- [INSTRUCTIONS TO FOLLOW] Copy the entries below word for word, from the very first line down to the line that contains "171, 1364, 238]", including both of those lines.

** START OF DATA ROWS **

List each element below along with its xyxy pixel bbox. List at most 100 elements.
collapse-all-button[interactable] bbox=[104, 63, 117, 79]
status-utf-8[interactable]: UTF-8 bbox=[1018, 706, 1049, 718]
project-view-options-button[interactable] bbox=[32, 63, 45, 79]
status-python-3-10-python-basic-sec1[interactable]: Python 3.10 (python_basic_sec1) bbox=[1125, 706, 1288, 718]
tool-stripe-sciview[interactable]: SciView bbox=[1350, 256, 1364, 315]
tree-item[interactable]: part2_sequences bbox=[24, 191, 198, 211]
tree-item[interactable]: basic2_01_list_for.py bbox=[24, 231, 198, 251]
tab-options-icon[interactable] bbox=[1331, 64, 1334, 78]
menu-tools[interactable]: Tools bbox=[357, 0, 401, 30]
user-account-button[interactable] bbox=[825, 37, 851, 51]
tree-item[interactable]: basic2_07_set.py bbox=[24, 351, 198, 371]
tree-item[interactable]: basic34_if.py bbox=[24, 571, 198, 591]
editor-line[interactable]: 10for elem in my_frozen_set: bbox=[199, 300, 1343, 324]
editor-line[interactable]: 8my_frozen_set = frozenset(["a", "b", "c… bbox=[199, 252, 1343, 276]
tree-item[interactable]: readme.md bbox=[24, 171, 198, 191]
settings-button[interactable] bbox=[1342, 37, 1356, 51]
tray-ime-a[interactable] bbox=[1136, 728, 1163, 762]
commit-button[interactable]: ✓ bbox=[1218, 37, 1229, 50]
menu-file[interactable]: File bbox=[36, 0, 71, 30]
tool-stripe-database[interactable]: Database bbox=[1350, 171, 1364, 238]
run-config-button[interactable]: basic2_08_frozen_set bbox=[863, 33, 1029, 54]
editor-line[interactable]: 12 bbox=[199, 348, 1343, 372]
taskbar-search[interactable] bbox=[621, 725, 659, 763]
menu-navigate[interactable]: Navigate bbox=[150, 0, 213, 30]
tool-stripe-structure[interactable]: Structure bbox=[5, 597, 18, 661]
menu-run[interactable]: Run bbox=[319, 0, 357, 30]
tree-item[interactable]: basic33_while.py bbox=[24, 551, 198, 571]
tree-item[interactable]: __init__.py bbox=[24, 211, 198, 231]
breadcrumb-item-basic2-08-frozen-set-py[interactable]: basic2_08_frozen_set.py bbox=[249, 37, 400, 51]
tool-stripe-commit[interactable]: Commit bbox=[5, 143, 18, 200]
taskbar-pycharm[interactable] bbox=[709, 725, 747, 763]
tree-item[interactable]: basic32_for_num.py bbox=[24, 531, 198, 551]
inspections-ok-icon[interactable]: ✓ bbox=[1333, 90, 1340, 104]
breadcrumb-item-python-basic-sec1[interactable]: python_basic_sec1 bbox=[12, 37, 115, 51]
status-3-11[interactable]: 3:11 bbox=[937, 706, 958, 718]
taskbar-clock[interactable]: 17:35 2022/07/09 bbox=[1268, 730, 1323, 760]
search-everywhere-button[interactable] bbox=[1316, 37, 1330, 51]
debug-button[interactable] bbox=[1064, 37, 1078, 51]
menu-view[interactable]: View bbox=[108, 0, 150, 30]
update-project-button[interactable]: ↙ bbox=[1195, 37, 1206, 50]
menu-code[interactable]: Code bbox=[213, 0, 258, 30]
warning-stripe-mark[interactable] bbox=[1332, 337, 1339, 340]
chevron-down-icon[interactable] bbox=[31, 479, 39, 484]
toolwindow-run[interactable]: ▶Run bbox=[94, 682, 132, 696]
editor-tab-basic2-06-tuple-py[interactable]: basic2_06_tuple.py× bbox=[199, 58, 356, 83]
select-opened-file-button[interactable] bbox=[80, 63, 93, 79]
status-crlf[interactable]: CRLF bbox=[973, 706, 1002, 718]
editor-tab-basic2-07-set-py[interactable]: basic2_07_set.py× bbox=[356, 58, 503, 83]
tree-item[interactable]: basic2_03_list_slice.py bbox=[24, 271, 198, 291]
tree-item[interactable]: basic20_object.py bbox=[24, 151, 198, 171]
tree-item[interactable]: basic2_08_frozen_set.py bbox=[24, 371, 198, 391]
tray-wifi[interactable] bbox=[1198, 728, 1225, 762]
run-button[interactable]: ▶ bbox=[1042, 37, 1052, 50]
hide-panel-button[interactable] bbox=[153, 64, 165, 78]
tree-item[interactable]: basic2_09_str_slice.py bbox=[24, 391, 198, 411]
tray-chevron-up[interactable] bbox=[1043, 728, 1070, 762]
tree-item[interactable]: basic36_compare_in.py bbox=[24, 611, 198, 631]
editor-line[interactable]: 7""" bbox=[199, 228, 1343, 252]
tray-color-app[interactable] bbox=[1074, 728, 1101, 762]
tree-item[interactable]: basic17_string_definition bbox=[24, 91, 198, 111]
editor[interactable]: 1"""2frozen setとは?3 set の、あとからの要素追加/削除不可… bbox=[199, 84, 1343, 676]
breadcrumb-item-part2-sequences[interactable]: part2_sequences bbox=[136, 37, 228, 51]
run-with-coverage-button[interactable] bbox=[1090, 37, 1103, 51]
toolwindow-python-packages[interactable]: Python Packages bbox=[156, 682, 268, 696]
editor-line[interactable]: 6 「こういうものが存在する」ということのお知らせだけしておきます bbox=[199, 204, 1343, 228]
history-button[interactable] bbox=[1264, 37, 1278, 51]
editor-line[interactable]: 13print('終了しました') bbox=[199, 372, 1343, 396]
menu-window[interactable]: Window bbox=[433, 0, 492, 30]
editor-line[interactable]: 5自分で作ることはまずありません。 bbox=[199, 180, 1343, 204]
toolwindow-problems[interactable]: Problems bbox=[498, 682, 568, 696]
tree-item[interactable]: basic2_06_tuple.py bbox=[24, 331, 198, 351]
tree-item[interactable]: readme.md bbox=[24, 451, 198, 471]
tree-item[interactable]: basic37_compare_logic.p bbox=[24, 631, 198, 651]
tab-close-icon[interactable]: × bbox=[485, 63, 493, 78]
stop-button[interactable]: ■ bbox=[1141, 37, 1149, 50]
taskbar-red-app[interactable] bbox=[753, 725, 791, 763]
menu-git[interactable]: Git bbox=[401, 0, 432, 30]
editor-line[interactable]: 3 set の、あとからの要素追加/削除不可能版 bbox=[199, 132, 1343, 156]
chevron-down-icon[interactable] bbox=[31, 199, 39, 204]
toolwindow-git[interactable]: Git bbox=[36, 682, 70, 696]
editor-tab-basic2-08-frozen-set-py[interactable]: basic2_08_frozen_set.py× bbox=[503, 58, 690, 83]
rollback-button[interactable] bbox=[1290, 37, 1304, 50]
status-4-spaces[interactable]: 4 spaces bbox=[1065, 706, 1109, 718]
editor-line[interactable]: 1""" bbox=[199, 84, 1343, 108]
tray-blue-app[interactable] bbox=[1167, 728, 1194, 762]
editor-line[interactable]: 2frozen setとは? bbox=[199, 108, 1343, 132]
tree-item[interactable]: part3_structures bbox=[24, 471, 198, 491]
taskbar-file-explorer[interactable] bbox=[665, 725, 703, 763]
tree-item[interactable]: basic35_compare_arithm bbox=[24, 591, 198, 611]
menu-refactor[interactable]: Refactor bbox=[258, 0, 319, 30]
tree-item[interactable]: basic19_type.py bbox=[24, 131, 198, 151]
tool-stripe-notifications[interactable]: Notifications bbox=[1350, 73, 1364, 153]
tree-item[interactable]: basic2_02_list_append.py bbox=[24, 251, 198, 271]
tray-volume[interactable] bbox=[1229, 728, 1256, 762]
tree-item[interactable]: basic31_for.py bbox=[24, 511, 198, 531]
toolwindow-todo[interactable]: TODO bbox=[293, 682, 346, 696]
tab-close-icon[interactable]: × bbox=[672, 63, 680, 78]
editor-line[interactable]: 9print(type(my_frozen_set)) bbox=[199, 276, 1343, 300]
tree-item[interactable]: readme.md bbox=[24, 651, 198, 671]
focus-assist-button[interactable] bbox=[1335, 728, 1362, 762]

** END OF DATA ROWS **

- [OUTPUT FOR THIS TASK]
List each element below along with its xyxy pixel bbox. List at most 100 elements.
collapse-all-button[interactable] bbox=[104, 63, 117, 79]
status-utf-8[interactable]: UTF-8 bbox=[1018, 706, 1049, 718]
project-view-options-button[interactable] bbox=[32, 63, 45, 79]
status-python-3-10-python-basic-sec1[interactable]: Python 3.10 (python_basic_sec1) bbox=[1125, 706, 1288, 718]
tool-stripe-sciview[interactable]: SciView bbox=[1350, 256, 1364, 315]
tree-item[interactable]: part2_sequences bbox=[24, 191, 198, 211]
tree-item[interactable]: basic2_01_list_for.py bbox=[24, 231, 198, 251]
tab-options-icon[interactable] bbox=[1331, 64, 1334, 78]
menu-tools[interactable]: Tools bbox=[357, 0, 401, 30]
user-account-button[interactable] bbox=[825, 37, 851, 51]
tree-item[interactable]: basic2_07_set.py bbox=[24, 351, 198, 371]
tree-item[interactable]: basic34_if.py bbox=[24, 571, 198, 591]
editor-line[interactable]: 10for elem in my_frozen_set: bbox=[199, 300, 1343, 324]
editor-line[interactable]: 8my_frozen_set = frozenset(["a", "b", "c… bbox=[199, 252, 1343, 276]
tree-item[interactable]: readme.md bbox=[24, 171, 198, 191]
settings-button[interactable] bbox=[1342, 37, 1356, 51]
tray-ime-a[interactable] bbox=[1136, 728, 1163, 762]
commit-button[interactable]: ✓ bbox=[1218, 37, 1229, 50]
menu-file[interactable]: File bbox=[36, 0, 71, 30]
tool-stripe-database[interactable]: Database bbox=[1350, 171, 1364, 238]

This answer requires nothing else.